** begin **

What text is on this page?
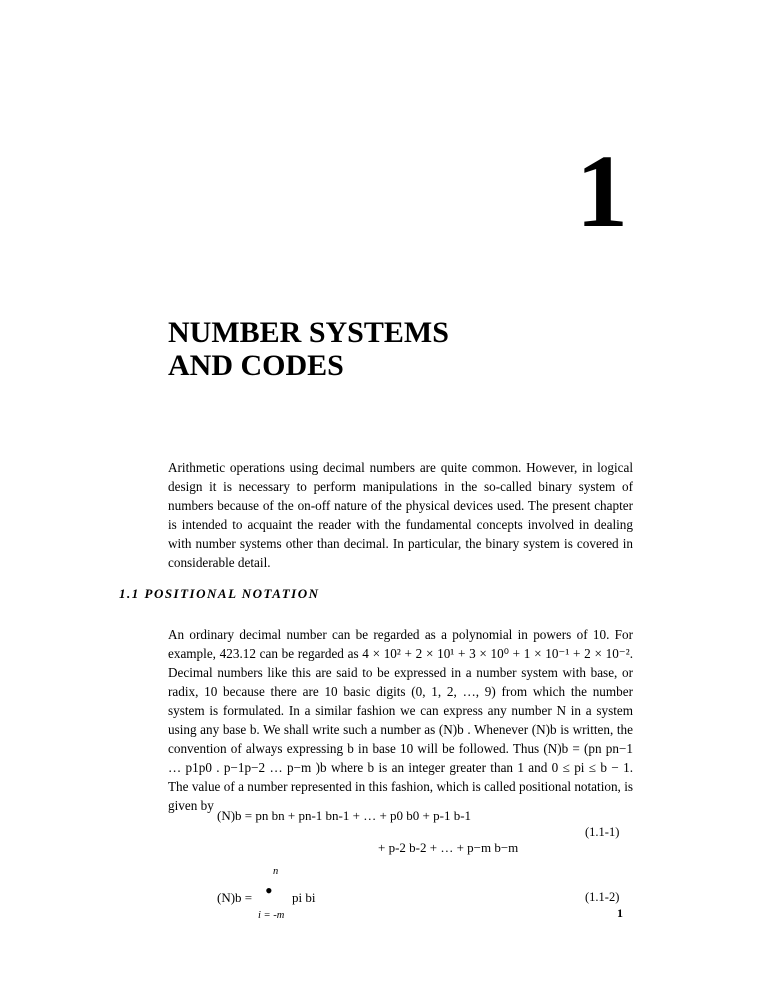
1
NUMBER SYSTEMS
AND CODES

Arithmetic operations using decimal numbers are quite common. However, in logical design it is necessary to perform manipulations in the so-called binary system of numbers because of the on-off nature of the physical devices used. The present chapter is intended to acquaint the reader with the fundamental concepts involved in dealing with number systems other than decimal. In particular, the binary system is covered in considerable detail.

1.1 POSITIONAL NOTATION

An ordinary decimal number can be regarded as a polynomial in powers of 10. For example, 423.12 can be regarded as 4 × 10² + 2 × 10¹ + 3 × 10⁰ + 1 × 10⁻¹ + 2 × 10⁻². Decimal numbers like this are said to be expressed in a number system with base, or radix, 10 because there are 10 basic digits (0, 1, 2, …, 9) from which the number system is formulated. In a similar fashion we can express any number N in a system using any base b. We shall write such a number as (N)b . Whenever (N)b is written, the convention of always expressing b in base 10 will be followed. Thus (N)b = (pn pn−1 … p1p0 . p−1p−2 … p−m )b where b is an integer greater than 1 and 0 ≤ pi ≤ b − 1. The value of a number represented in this fashion, which is called positional notation, is given by

(N)b = pn bn + pn-1 bn-1 + … + p0 b0 + p-1 b-1
+ p-2 b-2 + … + p−m b−m
(1.1-1)
n
(N)b = • pi bi
i = -m
(1.1-2)
1
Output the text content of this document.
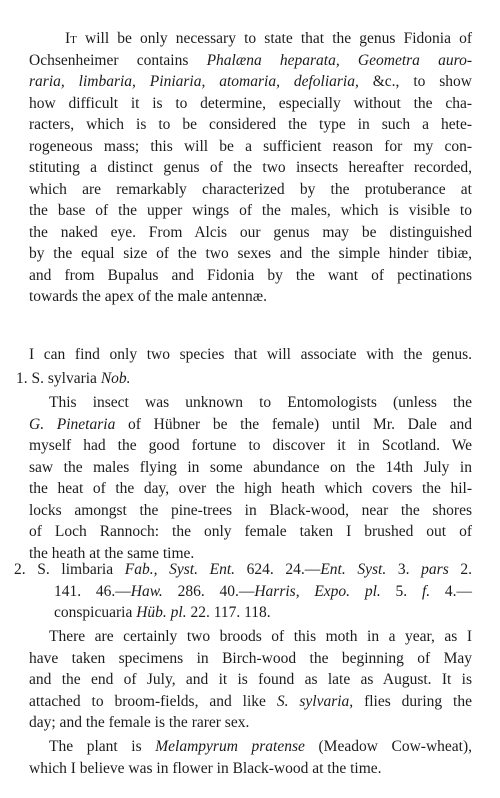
It will be only necessary to state that the genus Fidonia of
Ochsenheimer contains Phalæna heparata, Geometra auro-
raria, limbaria, Piniaria, atomaria, defoliaria, &c., to show
how difficult it is to determine, especially without the cha-
racters, which is to be considered the type in such a hete-
rogeneous mass; this will be a sufficient reason for my con-
stituting a distinct genus of the two insects hereafter recorded,
which are remarkably characterized by the protuberance at
the base of the upper wings of the males, which is visible to
the naked eye. From Alcis our genus may be distinguished
by the equal size of the two sexes and the simple hinder tibiæ,
and from Bupalus and Fidonia by the want of pectinations
towards the apex of the male antennæ.
I can find only two species that will associate with the genus.
1. S. sylvaria Nob.
This insect was unknown to Entomologists (unless the
G. Pinetaria of Hübner be the female) until Mr. Dale and
myself had the good fortune to discover it in Scotland. We
saw the males flying in some abundance on the 14th July in
the heat of the day, over the high heath which covers the hil-
locks amongst the pine-trees in Black-wood, near the shores
of Loch Rannoch: the only female taken I brushed out of
the heath at the same time.
2. S. limbaria Fab., Syst. Ent. 624. 24.—Ent. Syst. 3. pars 2.
141. 46.—Haw. 286. 40.—Harris, Expo. pl. 5. f. 4.—
conspicuaria Hüb. pl. 22. 117. 118.
There are certainly two broods of this moth in a year, as I
have taken specimens in Birch-wood the beginning of May
and the end of July, and it is found as late as August. It is
attached to broom-fields, and like S. sylvaria, flies during the
day; and the female is the rarer sex.
The plant is Melampyrum pratense (Meadow Cow-wheat),
which I believe was in flower in Black-wood at the time.
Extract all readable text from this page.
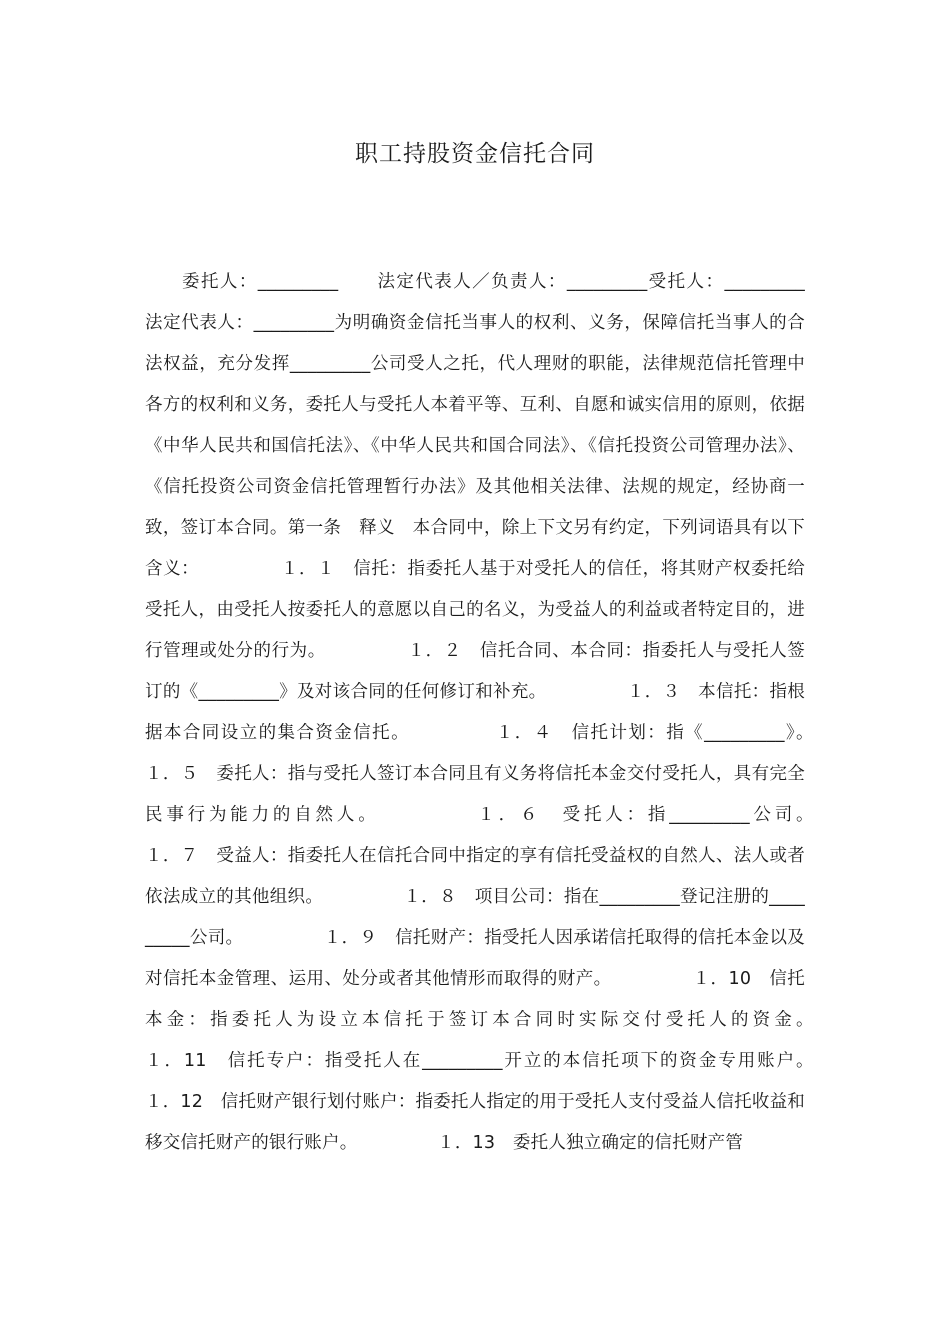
职工持股资金信托合同

委托人：_________　　法定代表人／负责人：_________受托人：_________　　法定代表人：_________为明确资金信托当事人的权利、义务，保障信托当事人的合法权益，充分发挥_________公司受人之托，代人理财的职能，法律规范信托管理中各方的权利和义务，委托人与受托人本着平等、互利、自愿和诚实信用的原则，依据《中华人民共和国信托法》、《中华人民共和国合同法》、《信托投资公司管理办法》、《信托投资公司资金信托管理暂行办法》及其他相关法律、法规的规定，经协商一致，签订本合同。第一条　释义　本合同中，除上下文另有约定，下列词语具有以下含义：　　　　　１．１　信托：指委托人基于对受托人的信任，将其财产权委托给受托人，由受托人按委托人的意愿以自己的名义，为受益人的利益或者特定目的，进行管理或处分的行为。　　　　　１．２　信托合同、本合同：指委托人与受托人签订的《_________》及对该合同的任何修订和补充。　　　　　１．３　本信托：指根据本合同设立的集合资金信托。　　　　　１．４　信托计划：指《_________》。　　　　　１．５　委托人：指与受托人签订本合同且有义务将信托本金交付受托人，具有完全民事行为能力的自然人。　　　　　１．６　受托人：指_________公司。　　　　　１．７　受益人：指委托人在信托合同中指定的享有信托受益权的自然人、法人或者依法成立的其他组织。　　　　　１．８　项目公司：指在_________登记注册的_________公司。　　　　　１．９　信托财产：指受托人因承诺信托取得的信托本金以及对信托本金管理、运用、处分或者其他情形而取得的财产。　　　　　１．10　信托本金：指委托人为设立本信托于签订本合同时实际交付受托人的资金。　　　　　１．11　信托专户：指受托人在_________开立的本信托项下的资金专用账户。　　　　　１．12　信托财产银行划付账户：指委托人指定的用于受托人支付受益人信托收益和移交信托财产的银行账户。　　　　　１．13　委托人独立确定的信托财产管
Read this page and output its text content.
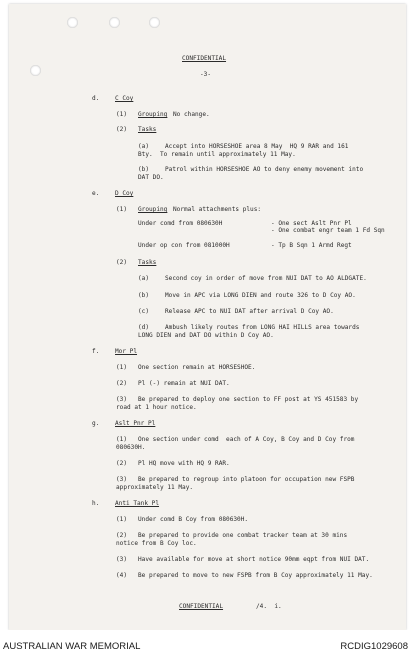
CONFIDENTIAL
-3-
d.	C Coy
(1) Grouping No change.
(2) Tasks
(a)	Accept into HORSESHOE area 8 May  HQ 9 RAR and 161
Bty.  To remain until approximately 11 May.
(b)	Patrol within HORSESHOE AO to deny enemy movement into
DAT DO.
e.	D Coy
(1) Grouping Normal attachments plus:
Under comd from 080630H	- One sect Aslt Pnr Pl
- One combat engr team 1 Fd Sqn
Under op con from 081000H	- Tp B Sqn 1 Armd Regt
(2) Tasks
(a)	Second coy in order of move from NUI DAT to AO ALDGATE.
(b)	Move in APC via LONG DIEN and route 326 to D Coy AO.
(c)	Release APC to NUI DAT after arrival D Coy AO.
(d)	Ambush likely routes from LONG HAI HILLS area towards
LONG DIEN and DAT DO within D Coy AO.
f.	Mor Pl
(1) One section remain at HORSESHOE.
(2) Pl (-) remain at NUI DAT.
(3) Be prepared to deploy one section to FF post at YS 451583 by
road at 1 hour notice.
g.	Aslt Pnr Pl
(1) One section under comd  each of A Coy, B Coy and D Coy from
080630H.
(2) Pl HQ move with HQ 9 RAR.
(3) Be prepared to regroup into platoon for occupation new FSPB
approximately 11 May.
h.	Anti Tank Pl
(1) Under comd B Coy from 080630H.
(2) Be prepared to provide one combat tracker team at 30 mins
notice from B Coy loc.
(3) Have available for move at short notice 90mm eqpt from NUI DAT.
(4) Be prepared to move to new FSPB from B Coy approximately 11 May.
CONFIDENTIAL	/4.  i.
AUSTRALIAN WAR MEMORIAL	RCDIG1029608
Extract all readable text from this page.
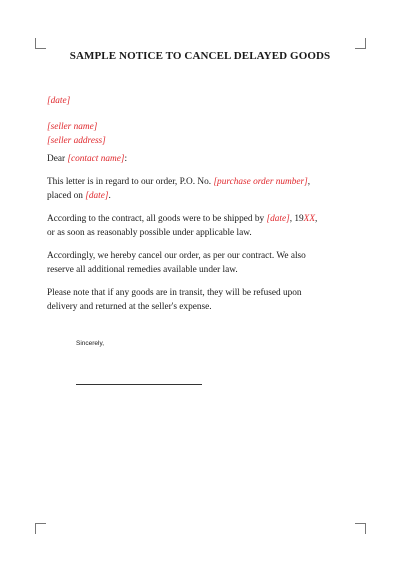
SAMPLE NOTICE TO CANCEL DELAYED GOODS
[date]
[seller name]
[seller address]

Dear [contact name]:

This letter is in regard to our order, P.O. No. [purchase order number],
placed on [date].

According to the contract, all goods were to be shipped by [date], 19XX,
or as soon as reasonably possible under applicable law.

Accordingly, we hereby cancel our order, as per our contract. We also
reserve all additional remedies available under law.

Please note that if any goods are in transit, they will be refused upon
delivery and returned at the seller's expense.

Sincerely,
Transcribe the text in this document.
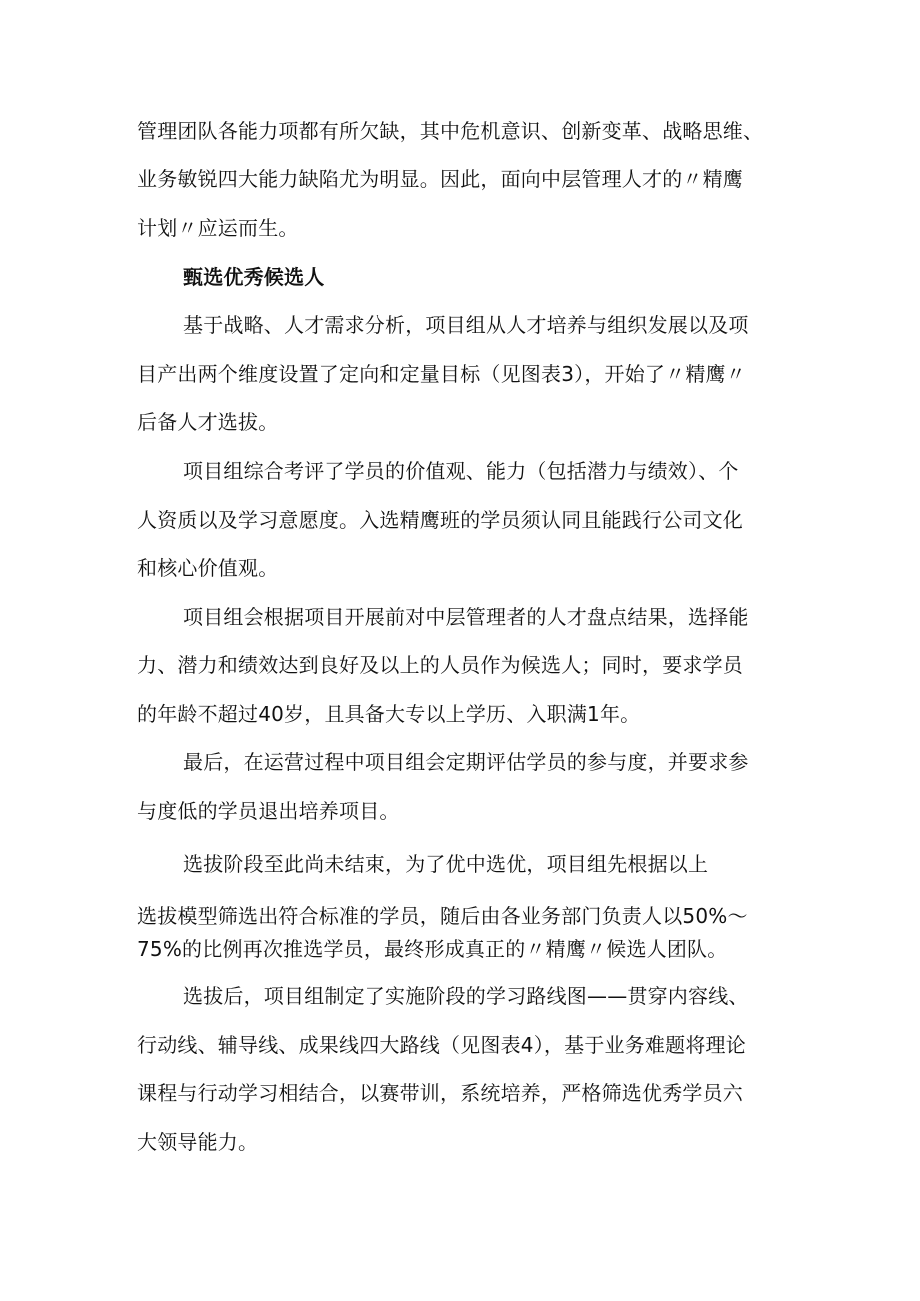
管理团队各能力项都有所欠缺，其中危机意识、创新变革、战略思维、
业务敏锐四大能力缺陷尤为明显。因此，面向中层管理人才的〃精鹰
计划〃应运而生。
甄选优秀候选人
基于战略、人才需求分析，项目组从人才培养与组织发展以及项
目产出两个维度设置了定向和定量目标（见图表3），开始了〃精鹰〃
后备人才选拔。
项目组综合考评了学员的价值观、能力（包括潜力与绩效）、个
人资质以及学习意愿度。入选精鹰班的学员须认同且能践行公司文化
和核心价值观。
项目组会根据项目开展前对中层管理者的人才盘点结果，选择能
力、潜力和绩效达到良好及以上的人员作为候选人；同时，要求学员
的年龄不超过40岁，且具备大专以上学历、入职满1年。
最后，在运营过程中项目组会定期评估学员的参与度，并要求参
与度低的学员退出培养项目。
选拔阶段至此尚未结束，为了优中选优，项目组先根据以上
选拔模型筛选出符合标准的学员，随后由各业务部门负责人以50%～
75%的比例再次推选学员，最终形成真正的〃精鹰〃候选人团队。
选拔后，项目组制定了实施阶段的学习路线图——贯穿内容线、
行动线、辅导线、成果线四大路线（见图表4），基于业务难题将理论
课程与行动学习相结合，以赛带训，系统培养，严格筛选优秀学员六
大领导能力。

** end **

• **Task to complete**: Above is a listing; report how many of its lines include the word "than", giving the number only.

• **Output of the exercise**: 2